— START EXTRACTED RECORDS —

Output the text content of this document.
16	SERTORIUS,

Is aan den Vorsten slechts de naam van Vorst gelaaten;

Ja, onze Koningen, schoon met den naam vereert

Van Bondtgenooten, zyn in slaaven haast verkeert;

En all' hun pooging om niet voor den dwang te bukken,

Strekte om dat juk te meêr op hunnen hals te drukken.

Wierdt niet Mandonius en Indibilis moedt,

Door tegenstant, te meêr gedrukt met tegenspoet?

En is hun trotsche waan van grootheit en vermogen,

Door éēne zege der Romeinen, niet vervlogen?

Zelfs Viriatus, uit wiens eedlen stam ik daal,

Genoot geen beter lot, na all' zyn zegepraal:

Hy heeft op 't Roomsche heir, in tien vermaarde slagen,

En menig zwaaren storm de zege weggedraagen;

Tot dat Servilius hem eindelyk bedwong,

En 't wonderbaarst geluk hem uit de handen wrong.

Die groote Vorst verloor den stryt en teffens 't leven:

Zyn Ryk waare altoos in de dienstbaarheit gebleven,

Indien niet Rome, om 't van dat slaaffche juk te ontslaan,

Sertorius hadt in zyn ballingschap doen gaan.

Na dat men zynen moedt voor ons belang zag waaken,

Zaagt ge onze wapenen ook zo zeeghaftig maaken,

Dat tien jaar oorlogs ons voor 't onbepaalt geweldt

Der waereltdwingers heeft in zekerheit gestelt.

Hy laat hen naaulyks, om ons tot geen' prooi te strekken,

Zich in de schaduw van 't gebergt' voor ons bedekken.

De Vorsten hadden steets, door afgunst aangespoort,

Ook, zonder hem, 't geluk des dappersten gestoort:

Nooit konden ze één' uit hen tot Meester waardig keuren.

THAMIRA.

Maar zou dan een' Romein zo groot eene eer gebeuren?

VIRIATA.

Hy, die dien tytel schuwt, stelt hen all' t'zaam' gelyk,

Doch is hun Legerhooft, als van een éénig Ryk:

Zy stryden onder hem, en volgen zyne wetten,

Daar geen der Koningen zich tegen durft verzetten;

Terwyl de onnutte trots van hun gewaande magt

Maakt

— END EXTRACTED RECORDS —

» REQUIRED TASK
Out of the material above, gather each line where "geluk" appears.

» WRITTEN ANSWER
En 't wonderbaarst geluk hem uit de handen wrong.
Ook, zonder hem, 't geluk des dappersten gestoort:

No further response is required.